== 抜粋 ==

何か、ミステリーというよりは、ファンタジー作品を読んでる気がしました。
ロジックやらトリックとは基本的に無縁な作品ですねぇ。
「館」シリーズの完結編がこれでいいんでしょうか?
もちろん、最後に明かされる「アレ」には一応驚かされましたし、そこにやっと「完結編」の意味を見出したわけですが・・・

まぁ、細かい部分がどうこうっていう作品じゃないですけど、作者のファン以外にはキツイ作品じゃないでしょうか。
高評価はちょっと無理かな。


No.58 3点 重力ピエロ
伊坂幸太郎
(2009/09/07 21:43登録)
すみません。どこが面白いのかよく分かりませんでした。

===
== 与えられたデータ ==

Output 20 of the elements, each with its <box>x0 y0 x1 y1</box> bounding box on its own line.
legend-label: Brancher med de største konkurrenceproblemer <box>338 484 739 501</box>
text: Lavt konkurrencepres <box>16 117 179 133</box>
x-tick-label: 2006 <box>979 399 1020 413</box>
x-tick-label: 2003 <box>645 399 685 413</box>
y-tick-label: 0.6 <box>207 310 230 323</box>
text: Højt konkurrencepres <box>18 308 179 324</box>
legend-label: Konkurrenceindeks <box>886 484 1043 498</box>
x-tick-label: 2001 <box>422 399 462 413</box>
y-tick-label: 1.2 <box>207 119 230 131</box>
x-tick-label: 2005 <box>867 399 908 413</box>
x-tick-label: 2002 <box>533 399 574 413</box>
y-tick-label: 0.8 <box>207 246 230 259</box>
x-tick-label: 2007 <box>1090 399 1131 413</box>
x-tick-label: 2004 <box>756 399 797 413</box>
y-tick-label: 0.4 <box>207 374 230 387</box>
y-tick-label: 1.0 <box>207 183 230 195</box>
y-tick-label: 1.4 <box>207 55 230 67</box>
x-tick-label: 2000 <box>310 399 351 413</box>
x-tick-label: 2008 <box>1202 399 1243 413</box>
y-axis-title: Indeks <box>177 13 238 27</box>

===

**課題**
A - この書評を二文で要約してください。
B - 書評の評者は、「館」シリーズの完結編を読んでいて、どのような作品を読んでいる気がしたと述べていますか。
C - 書評の続きを、最後の文「どこが面白いのかよく分かりませんでした。」の後から書いてください。

**解答**
A - 「館」シリーズの完結編について、評者はミステリーというよりファンタジー作品を読んでいるようで、ロジックやトリックとは基本的に無縁だと感じた。最後に明かされる「アレ」で完結編の意味を見出したものの、作者のファン以外にはきつい作品で高評価は難しいとし、続く伊坂幸太郎の『重力ピエロ』には3点をつけて、どこが面白いのかよく分からなかったと書いている。

B - ミステリーというよりは、ファンタジー作品を読んでいる気がしたと述べています。

C -
作者の作品は初めて読みましたが、続けて読んでいこうという気には今のところならない感じです。
何というか、読みながらのドキドキ感やワクワク感が全く味わえませんでした。


No.57 6点 そして名探偵は生まれた
歌野晶午
(2009/09/05 23:23登録)
一番面白かったのは「生存者一名」ですかねえ。最後のどんでん返しというか、オチは効いていると思います。
「館という名の楽園で」も水準級の作品です。「館」好きなら読んでみてもよいのではないでしょうか。
あとは、正直覚えていない・・・


No.56 7点 仇敵
池井戸潤
(2009/09/05 23:18登録)
大銀行を退職に追い込まれ、地方銀行の庶務係に左遷させられた一人の男を主人公にした連作短編集。
本作を含めて、作者はこういった連作短編集が得意ですね。本作では、銀行の1支店を舞台として、さまざま事件が起こりながら、それがラストにつながっていきます。
銀行の内幕なんかも書かれていますが、詳しくない方も十分楽しめます。


No.55 8点 毒猿 新宿鮫II
大沢在昌
(2009/09/05 23:10登録)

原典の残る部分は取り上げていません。